Work to do -
Check every line of the material below for the string "Corrêa", and return the ones that have it.

[Supplied records start]

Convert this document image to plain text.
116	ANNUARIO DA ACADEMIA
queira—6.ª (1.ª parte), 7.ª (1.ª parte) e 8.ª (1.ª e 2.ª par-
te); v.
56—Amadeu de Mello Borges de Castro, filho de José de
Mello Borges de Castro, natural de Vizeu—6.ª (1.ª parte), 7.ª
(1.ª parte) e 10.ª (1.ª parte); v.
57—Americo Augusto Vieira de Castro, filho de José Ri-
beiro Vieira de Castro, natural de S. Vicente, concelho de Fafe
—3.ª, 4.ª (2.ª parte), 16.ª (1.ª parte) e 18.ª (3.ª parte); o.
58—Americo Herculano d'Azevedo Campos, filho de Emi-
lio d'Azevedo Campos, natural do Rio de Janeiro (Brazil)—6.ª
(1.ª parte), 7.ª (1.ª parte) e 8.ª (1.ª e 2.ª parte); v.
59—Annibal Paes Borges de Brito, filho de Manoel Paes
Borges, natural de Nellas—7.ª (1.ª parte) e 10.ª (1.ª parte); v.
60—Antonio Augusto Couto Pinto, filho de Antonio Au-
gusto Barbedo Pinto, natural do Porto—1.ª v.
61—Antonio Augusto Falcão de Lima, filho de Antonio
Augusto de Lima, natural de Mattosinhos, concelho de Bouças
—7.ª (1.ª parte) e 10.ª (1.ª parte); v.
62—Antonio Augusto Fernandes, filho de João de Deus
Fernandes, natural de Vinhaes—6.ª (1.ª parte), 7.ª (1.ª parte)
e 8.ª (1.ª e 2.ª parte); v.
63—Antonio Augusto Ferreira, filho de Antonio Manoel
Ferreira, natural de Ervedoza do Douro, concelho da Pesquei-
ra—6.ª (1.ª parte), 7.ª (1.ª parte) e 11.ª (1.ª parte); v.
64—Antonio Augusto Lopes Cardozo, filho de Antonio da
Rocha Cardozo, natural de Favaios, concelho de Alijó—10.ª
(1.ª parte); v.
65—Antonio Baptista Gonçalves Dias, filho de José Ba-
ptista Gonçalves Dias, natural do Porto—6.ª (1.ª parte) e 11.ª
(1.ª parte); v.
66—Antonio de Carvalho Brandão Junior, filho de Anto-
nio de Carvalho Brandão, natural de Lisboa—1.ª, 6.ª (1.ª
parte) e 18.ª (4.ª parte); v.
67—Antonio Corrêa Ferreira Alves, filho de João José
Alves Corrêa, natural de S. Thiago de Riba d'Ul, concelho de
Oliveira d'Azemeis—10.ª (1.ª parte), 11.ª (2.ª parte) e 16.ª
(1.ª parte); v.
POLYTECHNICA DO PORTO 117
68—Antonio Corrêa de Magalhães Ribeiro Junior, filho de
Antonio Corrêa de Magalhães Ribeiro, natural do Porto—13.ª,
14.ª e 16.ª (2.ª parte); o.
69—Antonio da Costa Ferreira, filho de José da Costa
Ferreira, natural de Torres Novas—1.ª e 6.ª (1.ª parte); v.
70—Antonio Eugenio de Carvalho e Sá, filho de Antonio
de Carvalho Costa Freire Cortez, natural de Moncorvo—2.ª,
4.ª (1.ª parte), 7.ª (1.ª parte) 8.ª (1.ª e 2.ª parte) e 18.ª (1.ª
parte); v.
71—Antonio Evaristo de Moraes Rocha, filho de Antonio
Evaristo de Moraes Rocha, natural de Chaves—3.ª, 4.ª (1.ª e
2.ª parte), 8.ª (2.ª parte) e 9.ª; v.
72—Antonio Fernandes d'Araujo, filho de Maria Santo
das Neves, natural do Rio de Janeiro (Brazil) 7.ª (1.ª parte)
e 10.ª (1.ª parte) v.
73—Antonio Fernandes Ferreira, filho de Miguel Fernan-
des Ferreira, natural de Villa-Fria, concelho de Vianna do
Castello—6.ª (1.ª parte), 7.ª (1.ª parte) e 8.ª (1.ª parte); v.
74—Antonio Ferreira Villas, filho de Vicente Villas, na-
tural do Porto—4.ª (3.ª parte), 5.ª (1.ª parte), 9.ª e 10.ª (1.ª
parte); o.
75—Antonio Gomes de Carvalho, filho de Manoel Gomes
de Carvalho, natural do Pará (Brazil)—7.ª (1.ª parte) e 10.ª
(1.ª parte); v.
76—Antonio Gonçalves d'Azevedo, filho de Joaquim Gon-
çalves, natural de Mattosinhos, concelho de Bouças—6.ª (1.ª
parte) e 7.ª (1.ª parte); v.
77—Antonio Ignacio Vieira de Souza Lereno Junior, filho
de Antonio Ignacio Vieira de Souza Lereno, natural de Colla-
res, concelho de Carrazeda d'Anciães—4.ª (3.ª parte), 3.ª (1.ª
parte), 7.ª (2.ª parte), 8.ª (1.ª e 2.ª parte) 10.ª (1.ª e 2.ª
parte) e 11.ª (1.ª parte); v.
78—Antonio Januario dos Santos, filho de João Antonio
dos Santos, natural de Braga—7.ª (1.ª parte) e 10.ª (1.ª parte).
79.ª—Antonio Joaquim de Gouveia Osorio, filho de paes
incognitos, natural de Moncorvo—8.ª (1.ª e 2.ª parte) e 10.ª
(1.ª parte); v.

[Supplied records end]

Full answer -
67—Antonio Corrêa Ferreira Alves, filho de João José
Alves Corrêa, natural de S. Thiago de Riba d'Ul, concelho de
68—Antonio Corrêa de Magalhães Ribeiro Junior, filho de
Antonio Corrêa de Magalhães Ribeiro, natural do Porto—13.ª,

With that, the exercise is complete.